Of the lines listed below, how many contain the string "типов"? Answer with the number alone.

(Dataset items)
────────────────
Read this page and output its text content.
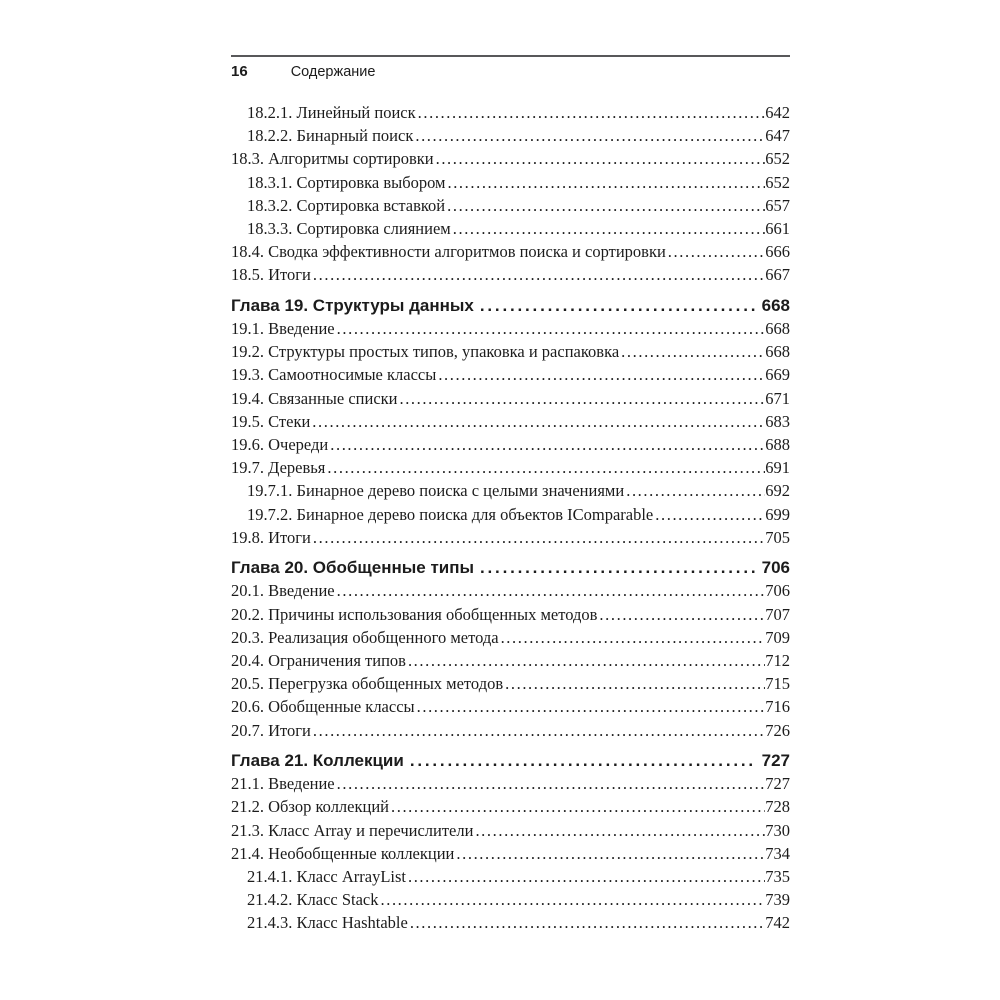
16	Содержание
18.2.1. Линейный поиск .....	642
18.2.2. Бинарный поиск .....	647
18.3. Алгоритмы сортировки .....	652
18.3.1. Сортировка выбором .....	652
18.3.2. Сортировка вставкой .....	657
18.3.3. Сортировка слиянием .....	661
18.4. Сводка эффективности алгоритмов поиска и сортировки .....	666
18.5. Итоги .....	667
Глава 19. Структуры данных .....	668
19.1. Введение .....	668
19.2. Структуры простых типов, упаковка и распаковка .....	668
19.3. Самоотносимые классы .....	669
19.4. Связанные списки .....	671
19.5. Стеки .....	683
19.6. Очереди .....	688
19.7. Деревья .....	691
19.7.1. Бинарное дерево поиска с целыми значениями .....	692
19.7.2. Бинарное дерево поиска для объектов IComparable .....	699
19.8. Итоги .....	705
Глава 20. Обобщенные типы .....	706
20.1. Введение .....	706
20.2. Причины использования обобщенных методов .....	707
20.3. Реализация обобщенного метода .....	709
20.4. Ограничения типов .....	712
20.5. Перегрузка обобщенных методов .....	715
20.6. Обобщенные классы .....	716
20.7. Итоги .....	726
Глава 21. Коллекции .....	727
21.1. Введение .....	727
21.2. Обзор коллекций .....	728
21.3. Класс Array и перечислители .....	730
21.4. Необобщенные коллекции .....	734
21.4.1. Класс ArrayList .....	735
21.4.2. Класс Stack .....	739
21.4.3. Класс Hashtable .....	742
────────────────
RESULT OF THIS TASK
2